A block of data:
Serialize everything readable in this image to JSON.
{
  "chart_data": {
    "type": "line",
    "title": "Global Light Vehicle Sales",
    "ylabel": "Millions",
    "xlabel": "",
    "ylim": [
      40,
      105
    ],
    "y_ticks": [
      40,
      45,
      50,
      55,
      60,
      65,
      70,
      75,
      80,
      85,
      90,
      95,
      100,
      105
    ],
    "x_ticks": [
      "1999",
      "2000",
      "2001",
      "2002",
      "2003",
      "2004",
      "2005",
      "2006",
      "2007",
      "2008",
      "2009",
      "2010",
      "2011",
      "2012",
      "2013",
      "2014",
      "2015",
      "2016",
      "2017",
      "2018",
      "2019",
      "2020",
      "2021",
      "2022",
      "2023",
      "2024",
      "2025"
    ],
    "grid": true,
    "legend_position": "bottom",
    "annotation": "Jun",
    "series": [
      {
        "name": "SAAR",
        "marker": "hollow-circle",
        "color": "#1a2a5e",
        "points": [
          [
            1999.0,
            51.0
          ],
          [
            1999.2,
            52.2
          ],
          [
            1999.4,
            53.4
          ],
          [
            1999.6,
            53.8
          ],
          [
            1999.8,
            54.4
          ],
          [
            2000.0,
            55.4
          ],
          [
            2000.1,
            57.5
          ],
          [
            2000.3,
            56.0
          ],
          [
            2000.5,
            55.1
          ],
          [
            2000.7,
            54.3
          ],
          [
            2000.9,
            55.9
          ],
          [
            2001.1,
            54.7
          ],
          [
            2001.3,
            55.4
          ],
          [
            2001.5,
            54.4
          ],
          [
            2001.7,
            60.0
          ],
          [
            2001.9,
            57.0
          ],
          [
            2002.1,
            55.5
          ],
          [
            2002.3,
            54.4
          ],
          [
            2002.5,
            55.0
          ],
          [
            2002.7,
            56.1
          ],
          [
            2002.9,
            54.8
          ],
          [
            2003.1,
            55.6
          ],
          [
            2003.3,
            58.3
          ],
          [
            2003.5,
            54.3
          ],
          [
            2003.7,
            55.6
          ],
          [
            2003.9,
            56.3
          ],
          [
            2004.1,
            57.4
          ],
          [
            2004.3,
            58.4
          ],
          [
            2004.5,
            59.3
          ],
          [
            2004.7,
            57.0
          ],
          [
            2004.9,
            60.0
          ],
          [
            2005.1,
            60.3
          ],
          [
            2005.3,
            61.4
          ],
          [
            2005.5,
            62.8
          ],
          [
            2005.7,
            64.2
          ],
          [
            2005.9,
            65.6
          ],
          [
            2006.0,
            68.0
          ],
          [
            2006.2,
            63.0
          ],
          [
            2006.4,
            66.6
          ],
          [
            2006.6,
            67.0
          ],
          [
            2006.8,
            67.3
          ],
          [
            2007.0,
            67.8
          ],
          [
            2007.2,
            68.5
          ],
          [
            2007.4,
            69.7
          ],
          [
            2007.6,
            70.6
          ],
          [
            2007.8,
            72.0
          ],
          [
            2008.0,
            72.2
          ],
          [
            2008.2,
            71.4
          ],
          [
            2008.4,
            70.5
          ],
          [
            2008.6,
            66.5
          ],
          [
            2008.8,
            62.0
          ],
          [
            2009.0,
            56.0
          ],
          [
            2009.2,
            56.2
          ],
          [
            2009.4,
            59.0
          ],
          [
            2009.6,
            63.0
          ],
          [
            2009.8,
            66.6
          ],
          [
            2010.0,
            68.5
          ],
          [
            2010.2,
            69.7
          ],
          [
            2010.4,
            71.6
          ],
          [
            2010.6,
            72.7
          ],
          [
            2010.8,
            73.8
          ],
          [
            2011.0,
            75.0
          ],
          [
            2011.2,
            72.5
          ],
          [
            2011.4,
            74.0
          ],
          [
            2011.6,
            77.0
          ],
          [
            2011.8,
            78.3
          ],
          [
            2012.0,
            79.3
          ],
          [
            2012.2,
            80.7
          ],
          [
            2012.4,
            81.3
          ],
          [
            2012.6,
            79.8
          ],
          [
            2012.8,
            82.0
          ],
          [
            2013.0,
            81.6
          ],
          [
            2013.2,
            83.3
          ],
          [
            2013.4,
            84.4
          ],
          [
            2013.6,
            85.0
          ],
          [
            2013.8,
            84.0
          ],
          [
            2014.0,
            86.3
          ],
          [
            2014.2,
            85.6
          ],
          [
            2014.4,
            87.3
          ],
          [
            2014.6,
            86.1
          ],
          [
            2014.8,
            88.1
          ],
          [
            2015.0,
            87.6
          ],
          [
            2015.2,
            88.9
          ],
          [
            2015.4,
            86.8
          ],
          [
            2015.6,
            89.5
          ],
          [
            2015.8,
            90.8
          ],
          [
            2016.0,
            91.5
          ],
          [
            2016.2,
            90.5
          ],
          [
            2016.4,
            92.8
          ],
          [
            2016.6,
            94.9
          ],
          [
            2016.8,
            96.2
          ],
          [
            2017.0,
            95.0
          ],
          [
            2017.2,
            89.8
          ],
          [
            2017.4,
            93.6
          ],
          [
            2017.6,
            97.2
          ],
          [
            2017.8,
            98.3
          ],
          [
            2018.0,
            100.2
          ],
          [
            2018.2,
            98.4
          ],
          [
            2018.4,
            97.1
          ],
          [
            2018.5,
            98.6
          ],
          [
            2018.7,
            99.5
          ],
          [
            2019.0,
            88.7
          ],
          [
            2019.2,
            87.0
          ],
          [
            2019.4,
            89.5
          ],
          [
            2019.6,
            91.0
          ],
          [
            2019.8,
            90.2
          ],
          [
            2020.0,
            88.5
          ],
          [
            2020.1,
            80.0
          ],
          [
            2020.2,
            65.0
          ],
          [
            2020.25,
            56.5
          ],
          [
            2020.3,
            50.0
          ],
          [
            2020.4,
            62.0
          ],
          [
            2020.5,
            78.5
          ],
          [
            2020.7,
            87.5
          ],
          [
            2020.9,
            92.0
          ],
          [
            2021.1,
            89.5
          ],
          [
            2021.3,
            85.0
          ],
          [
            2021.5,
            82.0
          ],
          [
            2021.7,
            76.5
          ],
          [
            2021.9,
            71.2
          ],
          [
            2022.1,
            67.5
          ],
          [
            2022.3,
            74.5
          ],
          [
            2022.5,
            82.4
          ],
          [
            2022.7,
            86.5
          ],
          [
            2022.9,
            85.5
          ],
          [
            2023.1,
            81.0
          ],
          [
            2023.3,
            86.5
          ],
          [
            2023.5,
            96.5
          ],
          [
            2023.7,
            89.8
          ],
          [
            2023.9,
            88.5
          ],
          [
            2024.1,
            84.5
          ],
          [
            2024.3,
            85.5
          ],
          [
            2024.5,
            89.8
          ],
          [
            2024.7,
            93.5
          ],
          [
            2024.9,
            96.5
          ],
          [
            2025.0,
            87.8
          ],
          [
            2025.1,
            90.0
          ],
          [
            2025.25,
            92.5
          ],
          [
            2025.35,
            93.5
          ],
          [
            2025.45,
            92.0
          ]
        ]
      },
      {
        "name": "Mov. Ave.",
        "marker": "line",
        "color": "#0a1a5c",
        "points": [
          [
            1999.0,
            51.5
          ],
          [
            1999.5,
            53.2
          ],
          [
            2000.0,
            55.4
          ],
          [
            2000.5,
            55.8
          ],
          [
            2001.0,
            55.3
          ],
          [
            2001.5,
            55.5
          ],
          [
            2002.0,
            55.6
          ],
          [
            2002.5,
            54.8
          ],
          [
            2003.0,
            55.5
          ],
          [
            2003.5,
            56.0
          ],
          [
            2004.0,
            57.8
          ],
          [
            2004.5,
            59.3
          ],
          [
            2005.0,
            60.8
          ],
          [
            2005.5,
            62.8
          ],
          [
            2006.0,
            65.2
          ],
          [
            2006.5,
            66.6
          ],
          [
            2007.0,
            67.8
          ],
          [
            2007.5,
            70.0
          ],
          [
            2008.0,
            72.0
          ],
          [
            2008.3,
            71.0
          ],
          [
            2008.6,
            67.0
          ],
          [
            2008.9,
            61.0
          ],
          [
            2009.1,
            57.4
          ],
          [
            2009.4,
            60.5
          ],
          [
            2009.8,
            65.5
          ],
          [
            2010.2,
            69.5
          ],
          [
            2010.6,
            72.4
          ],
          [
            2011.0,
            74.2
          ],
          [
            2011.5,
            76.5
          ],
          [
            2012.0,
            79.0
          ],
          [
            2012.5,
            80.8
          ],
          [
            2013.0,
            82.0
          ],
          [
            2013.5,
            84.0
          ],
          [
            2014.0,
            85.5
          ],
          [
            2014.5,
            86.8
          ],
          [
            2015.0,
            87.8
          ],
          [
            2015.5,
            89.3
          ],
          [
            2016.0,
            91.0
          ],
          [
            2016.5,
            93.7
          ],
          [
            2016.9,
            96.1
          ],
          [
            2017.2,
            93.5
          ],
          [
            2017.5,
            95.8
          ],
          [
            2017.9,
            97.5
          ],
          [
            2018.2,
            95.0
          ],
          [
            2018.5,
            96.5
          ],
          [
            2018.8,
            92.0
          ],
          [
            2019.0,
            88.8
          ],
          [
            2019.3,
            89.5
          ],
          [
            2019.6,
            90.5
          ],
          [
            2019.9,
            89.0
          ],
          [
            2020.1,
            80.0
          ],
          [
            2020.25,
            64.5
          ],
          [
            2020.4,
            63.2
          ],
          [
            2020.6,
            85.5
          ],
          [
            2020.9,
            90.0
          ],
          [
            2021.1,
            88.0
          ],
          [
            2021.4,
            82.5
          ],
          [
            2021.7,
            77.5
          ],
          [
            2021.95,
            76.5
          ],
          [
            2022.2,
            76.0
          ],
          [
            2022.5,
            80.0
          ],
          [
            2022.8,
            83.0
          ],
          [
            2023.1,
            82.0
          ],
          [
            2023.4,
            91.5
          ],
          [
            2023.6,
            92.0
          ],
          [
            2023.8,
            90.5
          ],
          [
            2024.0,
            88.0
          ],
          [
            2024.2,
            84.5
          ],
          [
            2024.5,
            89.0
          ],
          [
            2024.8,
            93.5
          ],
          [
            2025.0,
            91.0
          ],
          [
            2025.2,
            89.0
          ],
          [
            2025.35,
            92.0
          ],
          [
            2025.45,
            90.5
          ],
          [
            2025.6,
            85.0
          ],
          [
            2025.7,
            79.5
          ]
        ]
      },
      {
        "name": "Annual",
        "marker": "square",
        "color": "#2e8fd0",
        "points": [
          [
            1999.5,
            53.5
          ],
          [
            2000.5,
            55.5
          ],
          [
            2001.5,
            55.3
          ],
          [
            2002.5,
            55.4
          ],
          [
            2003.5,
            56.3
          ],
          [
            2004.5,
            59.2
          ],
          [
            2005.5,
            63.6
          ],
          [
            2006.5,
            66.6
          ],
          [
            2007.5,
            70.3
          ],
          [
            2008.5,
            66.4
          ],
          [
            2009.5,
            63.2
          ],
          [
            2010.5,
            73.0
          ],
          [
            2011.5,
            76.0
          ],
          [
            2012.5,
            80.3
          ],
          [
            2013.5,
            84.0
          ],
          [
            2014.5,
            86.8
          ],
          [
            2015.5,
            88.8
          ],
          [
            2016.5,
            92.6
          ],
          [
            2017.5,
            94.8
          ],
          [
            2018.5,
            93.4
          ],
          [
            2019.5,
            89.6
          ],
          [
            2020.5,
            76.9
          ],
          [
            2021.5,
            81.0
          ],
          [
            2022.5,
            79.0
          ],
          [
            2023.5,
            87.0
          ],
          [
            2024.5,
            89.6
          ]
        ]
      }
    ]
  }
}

● What you are asked to do:
Return all lines of the material above in which the word "marker" occurs.

● Completed task:
        "marker": "hollow-circle",
        "marker": "line",
        "marker": "square",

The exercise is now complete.